* _Work instructions_:
Write the number of lines holding the word "image", and nothing else.

* _Supplied data_:
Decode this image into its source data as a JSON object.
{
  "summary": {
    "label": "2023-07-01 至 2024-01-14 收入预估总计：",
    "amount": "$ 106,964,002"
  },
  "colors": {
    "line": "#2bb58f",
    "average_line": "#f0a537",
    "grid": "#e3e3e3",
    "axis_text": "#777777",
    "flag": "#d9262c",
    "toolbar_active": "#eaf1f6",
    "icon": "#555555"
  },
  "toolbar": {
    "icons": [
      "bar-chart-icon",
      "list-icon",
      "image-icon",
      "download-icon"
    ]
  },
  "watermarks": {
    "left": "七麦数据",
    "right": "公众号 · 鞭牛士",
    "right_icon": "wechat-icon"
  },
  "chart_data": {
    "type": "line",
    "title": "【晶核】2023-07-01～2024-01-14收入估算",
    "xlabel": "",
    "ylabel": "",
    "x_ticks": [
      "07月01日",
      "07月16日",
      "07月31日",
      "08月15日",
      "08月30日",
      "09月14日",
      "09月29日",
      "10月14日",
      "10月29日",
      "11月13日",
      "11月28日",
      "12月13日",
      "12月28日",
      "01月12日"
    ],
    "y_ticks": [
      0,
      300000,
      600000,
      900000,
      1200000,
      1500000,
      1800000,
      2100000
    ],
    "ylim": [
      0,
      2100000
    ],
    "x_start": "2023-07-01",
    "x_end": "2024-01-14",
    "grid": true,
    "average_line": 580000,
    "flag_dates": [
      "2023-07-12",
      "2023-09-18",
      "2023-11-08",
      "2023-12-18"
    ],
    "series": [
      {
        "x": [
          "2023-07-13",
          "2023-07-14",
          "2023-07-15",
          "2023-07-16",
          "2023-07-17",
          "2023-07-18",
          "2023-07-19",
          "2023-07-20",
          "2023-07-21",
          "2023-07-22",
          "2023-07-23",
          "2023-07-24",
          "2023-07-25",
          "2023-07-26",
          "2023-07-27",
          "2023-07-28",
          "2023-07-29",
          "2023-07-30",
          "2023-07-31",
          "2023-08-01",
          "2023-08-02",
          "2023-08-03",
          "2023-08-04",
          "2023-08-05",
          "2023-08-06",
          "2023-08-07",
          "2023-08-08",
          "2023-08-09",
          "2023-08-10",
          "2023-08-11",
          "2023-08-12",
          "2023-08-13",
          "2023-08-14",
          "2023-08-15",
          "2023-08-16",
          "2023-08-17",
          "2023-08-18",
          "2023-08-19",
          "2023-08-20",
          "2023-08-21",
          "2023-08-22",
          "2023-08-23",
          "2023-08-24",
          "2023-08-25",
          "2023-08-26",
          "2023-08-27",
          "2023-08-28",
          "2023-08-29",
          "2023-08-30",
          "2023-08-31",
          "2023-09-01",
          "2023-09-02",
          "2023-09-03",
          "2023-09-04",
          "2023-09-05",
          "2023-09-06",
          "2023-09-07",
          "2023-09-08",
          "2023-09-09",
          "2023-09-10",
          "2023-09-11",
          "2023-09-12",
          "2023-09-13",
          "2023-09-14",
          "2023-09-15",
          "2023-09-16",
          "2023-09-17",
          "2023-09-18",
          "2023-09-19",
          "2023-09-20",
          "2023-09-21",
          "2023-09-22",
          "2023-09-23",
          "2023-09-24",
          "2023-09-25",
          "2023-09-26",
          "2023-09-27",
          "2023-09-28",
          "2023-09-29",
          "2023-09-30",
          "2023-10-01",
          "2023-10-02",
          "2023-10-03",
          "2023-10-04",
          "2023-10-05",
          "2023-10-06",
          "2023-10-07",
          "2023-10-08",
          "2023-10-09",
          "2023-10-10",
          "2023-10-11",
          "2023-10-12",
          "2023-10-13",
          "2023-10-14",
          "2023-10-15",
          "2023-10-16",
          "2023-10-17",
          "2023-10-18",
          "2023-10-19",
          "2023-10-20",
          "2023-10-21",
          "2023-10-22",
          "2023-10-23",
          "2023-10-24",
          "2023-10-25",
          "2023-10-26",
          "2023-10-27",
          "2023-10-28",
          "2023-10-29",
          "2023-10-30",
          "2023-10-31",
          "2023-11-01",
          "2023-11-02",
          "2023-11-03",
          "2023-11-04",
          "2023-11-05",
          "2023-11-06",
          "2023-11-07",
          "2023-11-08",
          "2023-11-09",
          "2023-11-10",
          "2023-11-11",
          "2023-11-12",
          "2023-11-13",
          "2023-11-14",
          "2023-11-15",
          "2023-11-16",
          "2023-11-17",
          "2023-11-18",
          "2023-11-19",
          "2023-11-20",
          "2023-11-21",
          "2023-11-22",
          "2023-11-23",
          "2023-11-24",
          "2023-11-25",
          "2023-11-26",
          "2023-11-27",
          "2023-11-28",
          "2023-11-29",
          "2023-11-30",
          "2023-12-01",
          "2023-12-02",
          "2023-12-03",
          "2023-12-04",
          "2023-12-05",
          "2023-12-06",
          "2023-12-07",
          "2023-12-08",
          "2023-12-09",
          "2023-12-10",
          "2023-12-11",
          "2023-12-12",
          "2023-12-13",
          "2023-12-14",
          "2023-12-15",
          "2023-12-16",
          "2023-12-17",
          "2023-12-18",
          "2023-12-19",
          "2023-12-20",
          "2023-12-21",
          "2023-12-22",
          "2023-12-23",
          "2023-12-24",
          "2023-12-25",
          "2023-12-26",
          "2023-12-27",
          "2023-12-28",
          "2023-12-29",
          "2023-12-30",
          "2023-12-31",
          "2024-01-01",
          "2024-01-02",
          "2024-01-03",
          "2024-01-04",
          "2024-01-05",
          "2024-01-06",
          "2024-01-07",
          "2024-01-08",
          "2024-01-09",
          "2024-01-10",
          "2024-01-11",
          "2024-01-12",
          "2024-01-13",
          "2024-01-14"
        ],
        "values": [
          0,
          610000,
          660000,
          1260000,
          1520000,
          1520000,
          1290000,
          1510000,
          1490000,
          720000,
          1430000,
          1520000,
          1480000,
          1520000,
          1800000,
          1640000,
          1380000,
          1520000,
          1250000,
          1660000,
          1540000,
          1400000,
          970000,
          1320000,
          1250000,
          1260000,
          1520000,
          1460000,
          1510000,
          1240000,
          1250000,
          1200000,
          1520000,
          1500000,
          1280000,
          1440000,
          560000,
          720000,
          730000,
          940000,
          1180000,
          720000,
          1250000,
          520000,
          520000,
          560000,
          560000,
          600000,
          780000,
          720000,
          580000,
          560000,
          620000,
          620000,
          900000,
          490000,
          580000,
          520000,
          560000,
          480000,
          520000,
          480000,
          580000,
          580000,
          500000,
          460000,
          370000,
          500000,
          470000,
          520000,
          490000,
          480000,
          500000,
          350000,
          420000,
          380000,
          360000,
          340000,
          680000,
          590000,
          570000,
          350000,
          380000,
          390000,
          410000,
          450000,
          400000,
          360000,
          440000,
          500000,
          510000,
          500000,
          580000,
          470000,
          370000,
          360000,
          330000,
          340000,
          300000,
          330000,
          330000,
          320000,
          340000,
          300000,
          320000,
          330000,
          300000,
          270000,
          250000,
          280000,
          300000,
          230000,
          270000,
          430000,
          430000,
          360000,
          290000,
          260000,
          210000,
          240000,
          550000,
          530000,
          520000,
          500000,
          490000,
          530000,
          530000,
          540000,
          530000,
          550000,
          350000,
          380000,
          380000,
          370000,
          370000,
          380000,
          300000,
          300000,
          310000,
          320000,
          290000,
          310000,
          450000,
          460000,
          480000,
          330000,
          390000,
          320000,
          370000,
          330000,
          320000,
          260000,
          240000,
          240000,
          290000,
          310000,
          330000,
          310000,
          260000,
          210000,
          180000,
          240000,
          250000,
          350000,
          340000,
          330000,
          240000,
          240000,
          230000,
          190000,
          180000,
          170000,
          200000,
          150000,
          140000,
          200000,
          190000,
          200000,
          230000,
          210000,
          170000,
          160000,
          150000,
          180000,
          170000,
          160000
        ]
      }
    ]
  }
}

* _Task output_:
2